RAW RECORDS:
[Start]

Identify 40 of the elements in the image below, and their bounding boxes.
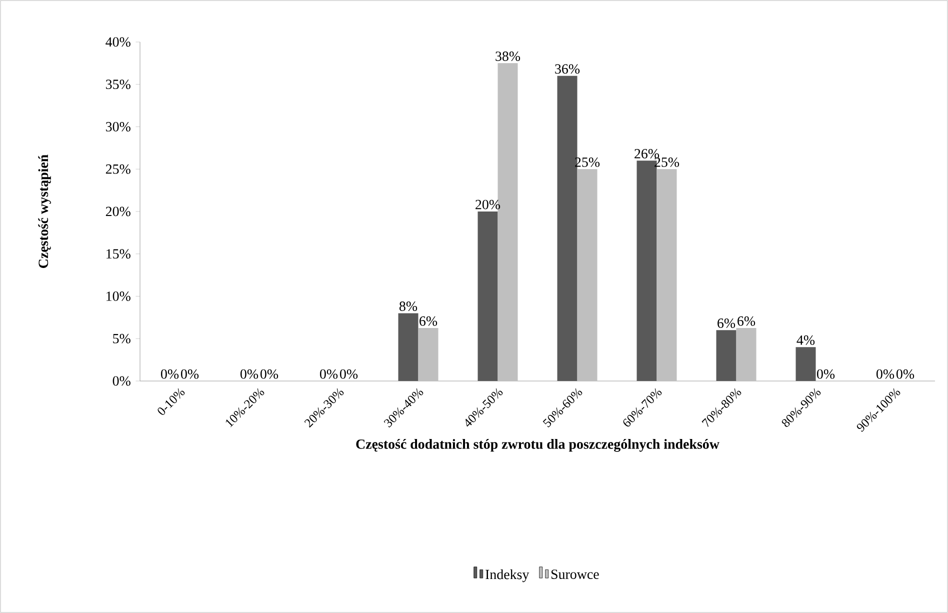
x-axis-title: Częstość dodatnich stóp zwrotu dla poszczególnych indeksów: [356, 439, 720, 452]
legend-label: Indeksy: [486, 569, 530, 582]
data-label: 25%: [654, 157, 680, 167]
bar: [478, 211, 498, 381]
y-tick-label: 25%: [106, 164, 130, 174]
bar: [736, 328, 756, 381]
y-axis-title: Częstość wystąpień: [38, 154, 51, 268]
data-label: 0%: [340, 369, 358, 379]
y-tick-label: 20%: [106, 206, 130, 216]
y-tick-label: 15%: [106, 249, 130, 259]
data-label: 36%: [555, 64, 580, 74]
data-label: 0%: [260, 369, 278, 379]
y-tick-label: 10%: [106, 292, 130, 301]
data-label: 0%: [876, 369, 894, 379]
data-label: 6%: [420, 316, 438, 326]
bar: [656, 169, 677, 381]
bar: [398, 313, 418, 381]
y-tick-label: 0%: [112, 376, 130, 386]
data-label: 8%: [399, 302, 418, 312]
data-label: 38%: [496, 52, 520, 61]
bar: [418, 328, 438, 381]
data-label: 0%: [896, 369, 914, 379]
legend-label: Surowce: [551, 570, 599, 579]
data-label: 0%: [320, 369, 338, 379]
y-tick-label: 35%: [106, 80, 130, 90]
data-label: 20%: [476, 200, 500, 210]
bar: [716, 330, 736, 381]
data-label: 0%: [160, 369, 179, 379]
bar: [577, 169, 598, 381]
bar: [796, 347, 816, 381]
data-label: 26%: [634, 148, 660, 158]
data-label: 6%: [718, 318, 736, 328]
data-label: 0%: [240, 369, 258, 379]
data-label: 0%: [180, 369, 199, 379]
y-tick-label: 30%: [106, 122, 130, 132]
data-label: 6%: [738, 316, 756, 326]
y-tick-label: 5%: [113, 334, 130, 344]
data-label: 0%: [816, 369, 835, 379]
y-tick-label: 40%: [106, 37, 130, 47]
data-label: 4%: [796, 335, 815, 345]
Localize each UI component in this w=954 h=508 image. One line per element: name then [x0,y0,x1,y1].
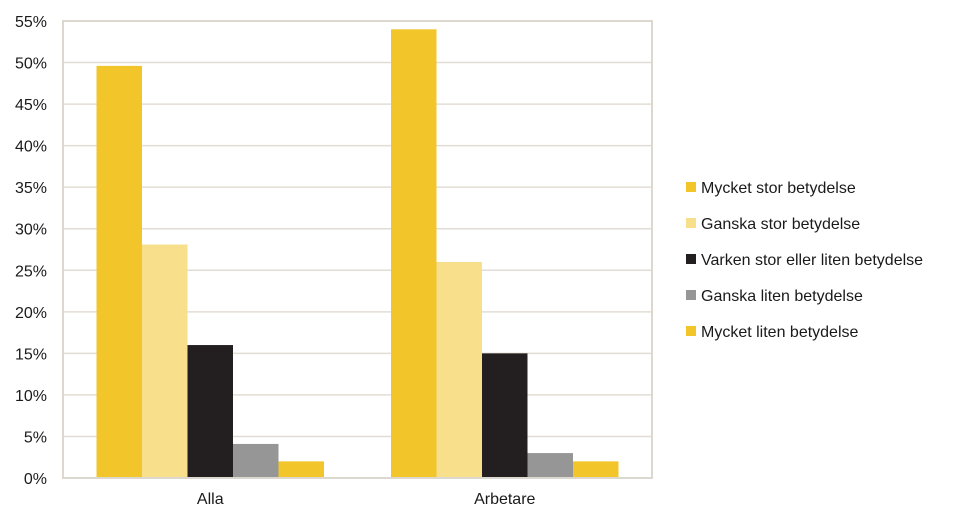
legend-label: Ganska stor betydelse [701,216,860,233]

[End]

GIVEN REQUEST:
Return every line of the items above that contains the string "image", matching its case exactly.

PROBLEM SOLUTION:
Identify 40 of the elements in the image below, and their bounding boxes.
Localize each UI component in this w=954 h=508 image. One line per element: name then [x0,y0,x1,y1].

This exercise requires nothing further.